**Problem**
Repeat the records verbatim and leave the pictures out of your copy.

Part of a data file
──────────────────────────────

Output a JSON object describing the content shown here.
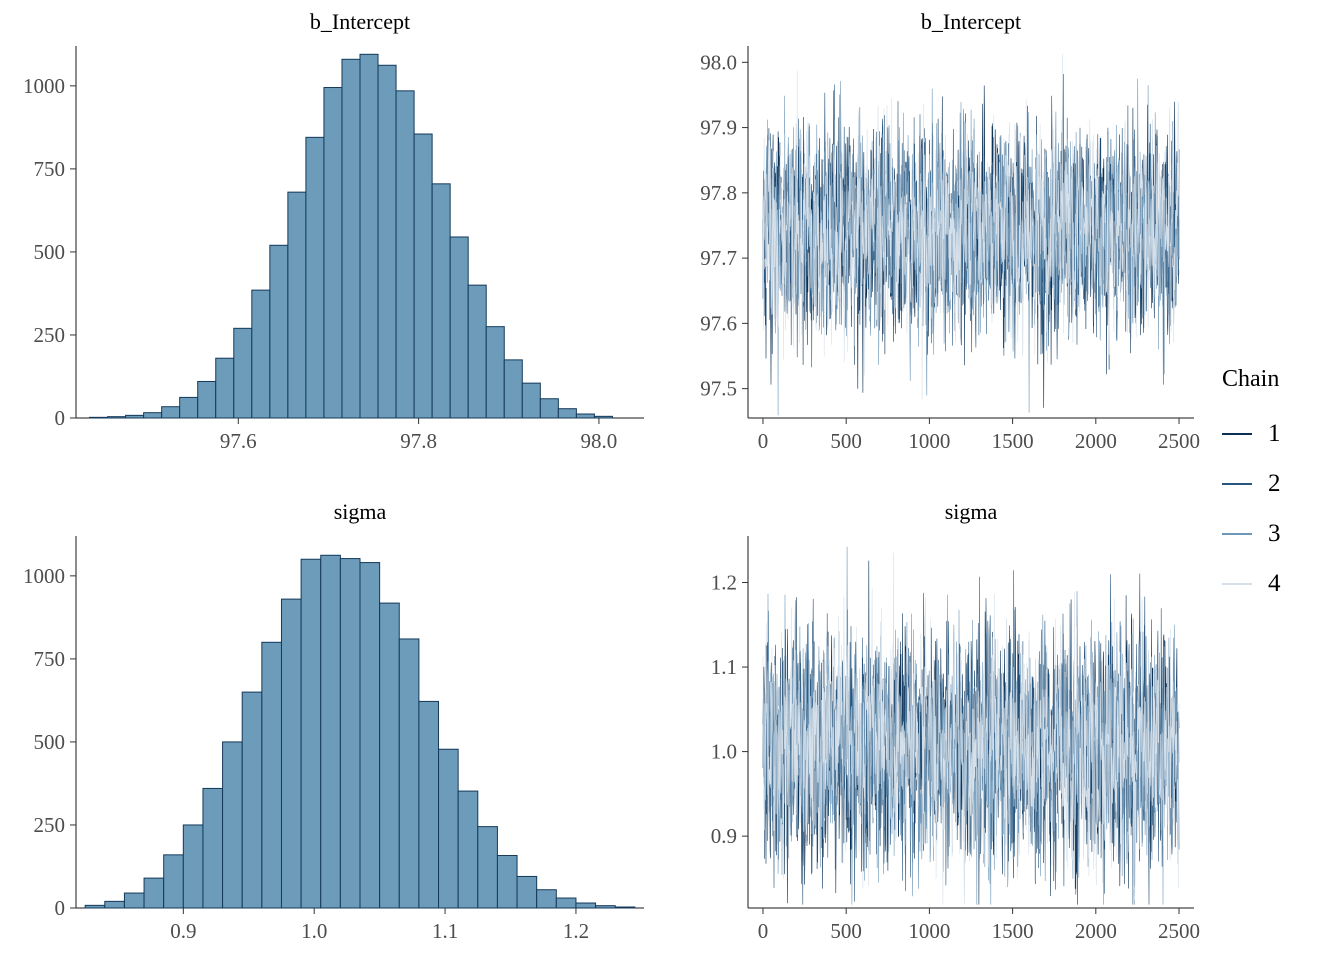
{
  "figure": {
    "background": "#ffffff",
    "description_title": "Posterior histograms and MCMC trace plots"
  },
  "style": {
    "hist_fill": "#6d9cba",
    "hist_stroke": "#14395a",
    "axis_color": "#1a1a1a",
    "tick_color": "#333333",
    "tick_label_color": "#4d4d4d",
    "title_color": "#000000"
  },
  "legend": {
    "title": "Chain",
    "entries": [
      {
        "label": "1",
        "color": "#0b3054"
      },
      {
        "label": "2",
        "color": "#28567e"
      },
      {
        "label": "3",
        "color": "#6e96b6"
      },
      {
        "label": "4",
        "color": "#d5e0ea"
      }
    ]
  },
  "chart_data": [
    {
      "type": "histogram",
      "title": "b_Intercept",
      "bin_start": 97.435,
      "bin_width": 0.02,
      "counts": [
        2,
        4,
        8,
        16,
        34,
        62,
        110,
        180,
        270,
        385,
        520,
        680,
        845,
        995,
        1080,
        1095,
        1062,
        985,
        855,
        705,
        545,
        400,
        275,
        175,
        105,
        58,
        28,
        12,
        5
      ],
      "xlim": [
        97.42,
        98.05
      ],
      "ylim": [
        0,
        1120
      ],
      "xticks": [
        97.6,
        97.8,
        98.0
      ],
      "xtick_labels": [
        "97.6",
        "97.8",
        "98.0"
      ],
      "yticks": [
        0,
        250,
        500,
        750,
        1000
      ],
      "ytick_labels": [
        "0",
        "250",
        "500",
        "750",
        "1000"
      ]
    },
    {
      "type": "trace",
      "title": "b_Intercept",
      "n_iterations": 2500,
      "n_chains": 4,
      "mean": 97.74,
      "sd": 0.075,
      "seed": 11,
      "xlim": [
        -90,
        2590
      ],
      "ylim": [
        97.455,
        98.025
      ],
      "xticks": [
        0,
        500,
        1000,
        1500,
        2000,
        2500
      ],
      "xtick_labels": [
        "0",
        "500",
        "1000",
        "1500",
        "2000",
        "2500"
      ],
      "yticks": [
        97.5,
        97.6,
        97.7,
        97.8,
        97.9,
        98.0
      ],
      "ytick_labels": [
        "97.5",
        "97.6",
        "97.7",
        "97.8",
        "97.9",
        "98.0"
      ]
    },
    {
      "type": "histogram",
      "title": "sigma",
      "bin_start": 0.825,
      "bin_width": 0.015,
      "counts": [
        8,
        20,
        45,
        90,
        160,
        250,
        360,
        500,
        650,
        800,
        930,
        1050,
        1062,
        1052,
        1040,
        918,
        810,
        622,
        478,
        352,
        245,
        158,
        95,
        55,
        30,
        15,
        7,
        3
      ],
      "xlim": [
        0.818,
        1.252
      ],
      "ylim": [
        0,
        1120
      ],
      "xticks": [
        0.9,
        1.0,
        1.1,
        1.2
      ],
      "xtick_labels": [
        "0.9",
        "1.0",
        "1.1",
        "1.2"
      ],
      "yticks": [
        0,
        250,
        500,
        750,
        1000
      ],
      "ytick_labels": [
        "0",
        "250",
        "500",
        "750",
        "1000"
      ]
    },
    {
      "type": "trace",
      "title": "sigma",
      "n_iterations": 2500,
      "n_chains": 4,
      "mean": 1.004,
      "sd": 0.066,
      "seed": 23,
      "xlim": [
        -90,
        2590
      ],
      "ylim": [
        0.815,
        1.255
      ],
      "xticks": [
        0,
        500,
        1000,
        1500,
        2000,
        2500
      ],
      "xtick_labels": [
        "0",
        "500",
        "1000",
        "1500",
        "2000",
        "2500"
      ],
      "yticks": [
        0.9,
        1.0,
        1.1,
        1.2
      ],
      "ytick_labels": [
        "0.9",
        "1.0",
        "1.1",
        "1.2"
      ]
    }
  ]
}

──────────────────────────────

**Solution**
Output a JSON object describing the content shown here.
{
  "figure": {
    "background": "#ffffff",
    "description_title": "Posterior histograms and MCMC trace plots"
  },
  "style": {
    "hist_fill": "#6d9cba",
    "hist_stroke": "#14395a",
    "axis_color": "#1a1a1a",
    "tick_color": "#333333",
    "tick_label_color": "#4d4d4d",
    "title_color": "#000000"
  },
  "legend": {
    "title": "Chain",
    "entries": [
      {
        "label": "1",
        "color": "#0b3054"
      },
      {
        "label": "2",
        "color": "#28567e"
      },
      {
        "label": "3",
        "color": "#6e96b6"
      },
      {
        "label": "4",
        "color": "#d5e0ea"
      }
    ]
  },
  "chart_data": [
    {
      "type": "histogram",
      "title": "b_Intercept",
      "bin_start": 97.435,
      "bin_width": 0.02,
      "counts": [
        2,
        4,
        8,
        16,
        34,
        62,
        110,
        180,
        270,
        385,
        520,
        680,
        845,
        995,
        1080,
        1095,
        1062,
        985,
        855,
        705,
        545,
        400,
        275,
        175,
        105,
        58,
        28,
        12,
        5
      ],
      "xlim": [
        97.42,
        98.05
      ],
      "ylim": [
        0,
        1120
      ],
      "xticks": [
        97.6,
        97.8,
        98.0
      ],
      "xtick_labels": [
        "97.6",
        "97.8",
        "98.0"
      ],
      "yticks": [
        0,
        250,
        500,
        750,
        1000
      ],
      "ytick_labels": [
        "0",
        "250",
        "500",
        "750",
        "1000"
      ]
    },
    {
      "type": "trace",
      "title": "b_Intercept",
      "n_iterations": 2500,
      "n_chains": 4,
      "mean": 97.74,
      "sd": 0.075,
      "seed": 11,
      "xlim": [
        -90,
        2590
      ],
      "ylim": [
        97.455,
        98.025
      ],
      "xticks": [
        0,
        500,
        1000,
        1500,
        2000,
        2500
      ],
      "xtick_labels": [
        "0",
        "500",
        "1000",
        "1500",
        "2000",
        "2500"
      ],
      "yticks": [
        97.5,
        97.6,
        97.7,
        97.8,
        97.9,
        98.0
      ],
      "ytick_labels": [
        "97.5",
        "97.6",
        "97.7",
        "97.8",
        "97.9",
        "98.0"
      ]
    },
    {
      "type": "histogram",
      "title": "sigma",
      "bin_start": 0.825,
      "bin_width": 0.015,
      "counts": [
        8,
        20,
        45,
        90,
        160,
        250,
        360,
        500,
        650,
        800,
        930,
        1050,
        1062,
        1052,
        1040,
        918,
        810,
        622,
        478,
        352,
        245,
        158,
        95,
        55,
        30,
        15,
        7,
        3
      ],
      "xlim": [
        0.818,
        1.252
      ],
      "ylim": [
        0,
        1120
      ],
      "xticks": [
        0.9,
        1.0,
        1.1,
        1.2
      ],
      "xtick_labels": [
        "0.9",
        "1.0",
        "1.1",
        "1.2"
      ],
      "yticks": [
        0,
        250,
        500,
        750,
        1000
      ],
      "ytick_labels": [
        "0",
        "250",
        "500",
        "750",
        "1000"
      ]
    },
    {
      "type": "trace",
      "title": "sigma",
      "n_iterations": 2500,
      "n_chains": 4,
      "mean": 1.004,
      "sd": 0.066,
      "seed": 23,
      "xlim": [
        -90,
        2590
      ],
      "ylim": [
        0.815,
        1.255
      ],
      "xticks": [
        0,
        500,
        1000,
        1500,
        2000,
        2500
      ],
      "xtick_labels": [
        "0",
        "500",
        "1000",
        "1500",
        "2000",
        "2500"
      ],
      "yticks": [
        0.9,
        1.0,
        1.1,
        1.2
      ],
      "ytick_labels": [
        "0.9",
        "1.0",
        "1.1",
        "1.2"
      ]
    }
  ]
}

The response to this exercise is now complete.